**TASK TO COMPLETE:**
Word for word, set down the records and skip each picture.

★ ★ ★ ★ ★ ★ ★

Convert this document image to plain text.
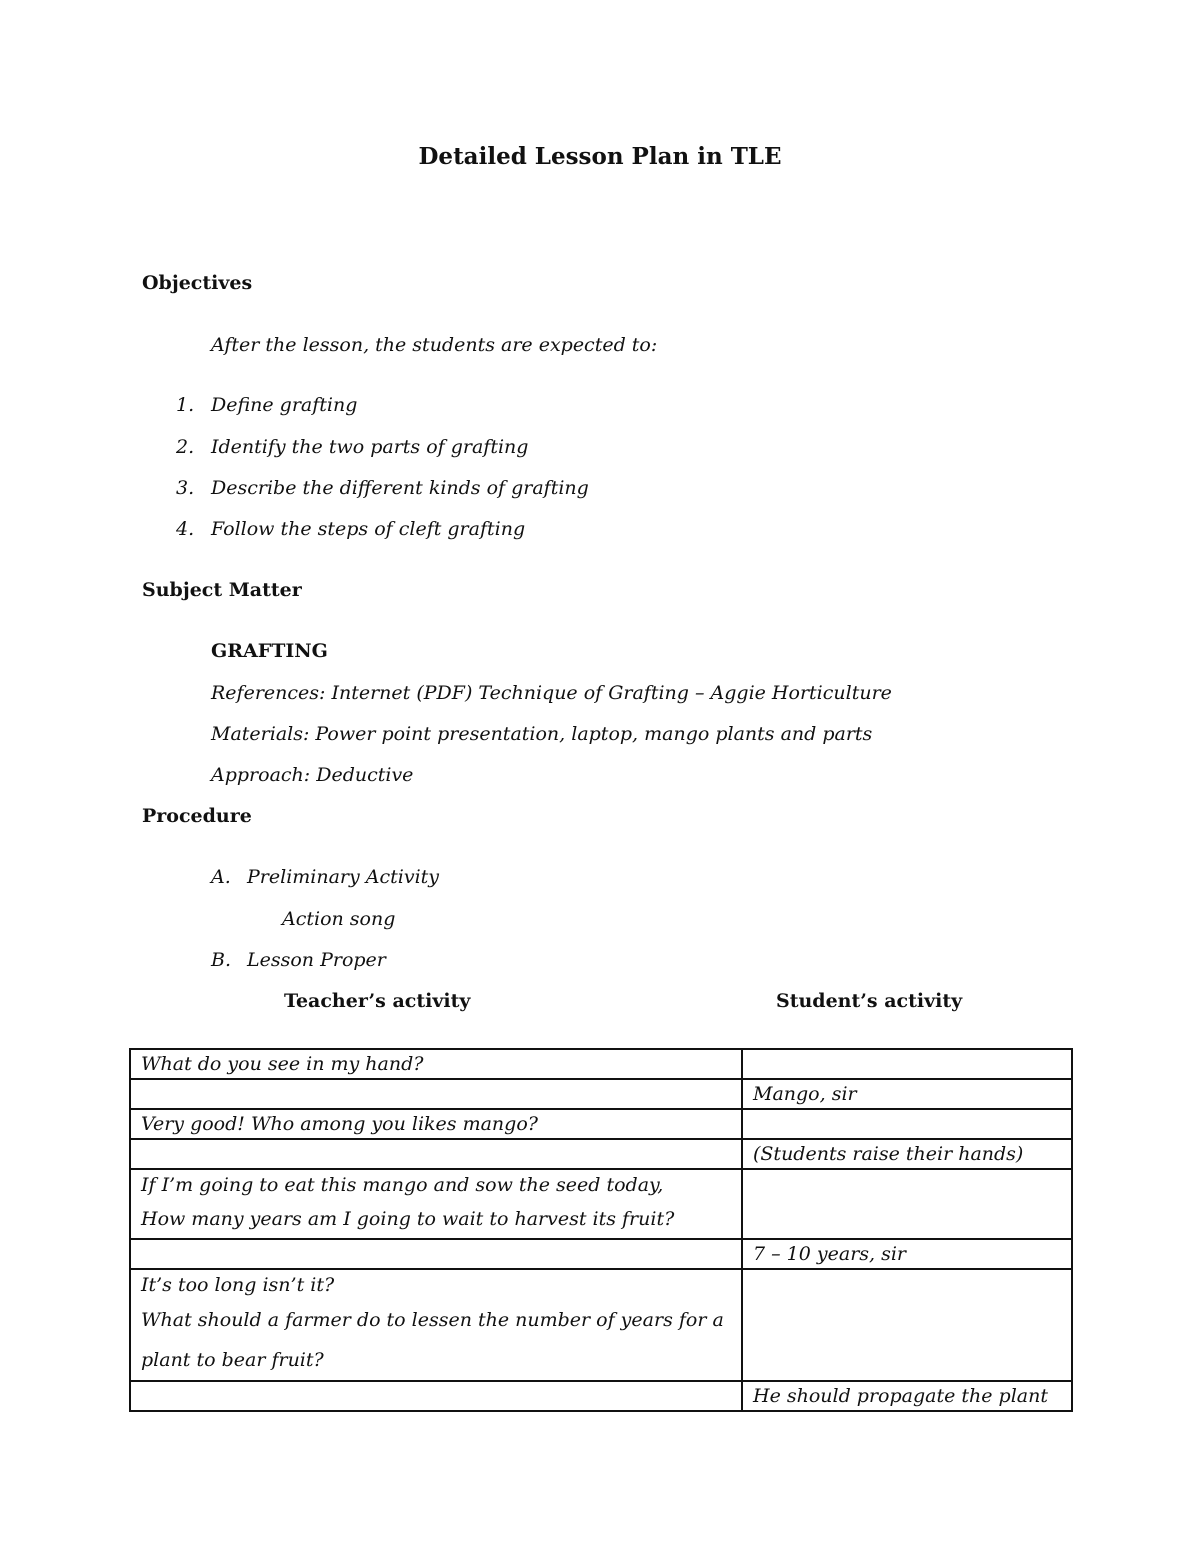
Detailed Lesson Plan in TLE
Objectives
After the lesson, the students are expected to:
1. Define grafting
2. Identify the two parts of grafting
3. Describe the different kinds of grafting
4. Follow the steps of cleft grafting
Subject Matter
GRAFTING
References: Internet (PDF) Technique of Grafting – Aggie Horticulture
Materials: Power point presentation, laptop, mango plants and parts
Approach: Deductive
Procedure
A. Preliminary Activity
Action song
B. Lesson Proper
Teacher’s activity	Student’s activity
What do you see in my hand?	

	Mango, sir

Very good! Who among you likes mango?	

	(Students raise their hands)

If I’m going to eat this mango and sow the seed today,
How many years am I going to wait to harvest its fruit?	

	7 – 10 years, sir

It’s too long isn’t it?
What should a farmer do to lessen the number of years for a
plant to bear fruit?	

	He should propagate the plant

★ ★ ★ ★ ★ ★ ★

**TASK ANSWER:**
Convert this document image to plain text.
Detailed Lesson Plan in TLE
Objectives
After the lesson, the students are expected to:
1. Define grafting
2. Identify the two parts of grafting
3. Describe the different kinds of grafting
4. Follow the steps of cleft grafting
Subject Matter
GRAFTING
References: Internet (PDF) Technique of Grafting – Aggie Horticulture
Materials: Power point presentation, laptop, mango plants and parts
Approach: Deductive
Procedure
A. Preliminary Activity
Action song
B. Lesson Proper
Teacher’s activity	Student’s activity
What do you see in my hand?	

	Mango, sir

Very good! Who among you likes mango?	

	(Students raise their hands)

If I’m going to eat this mango and sow the seed today,
How many years am I going to wait to harvest its fruit?	

	7 – 10 years, sir

It’s too long isn’t it?
What should a farmer do to lessen the number of years for a
plant to bear fruit?	

	He should propagate the plant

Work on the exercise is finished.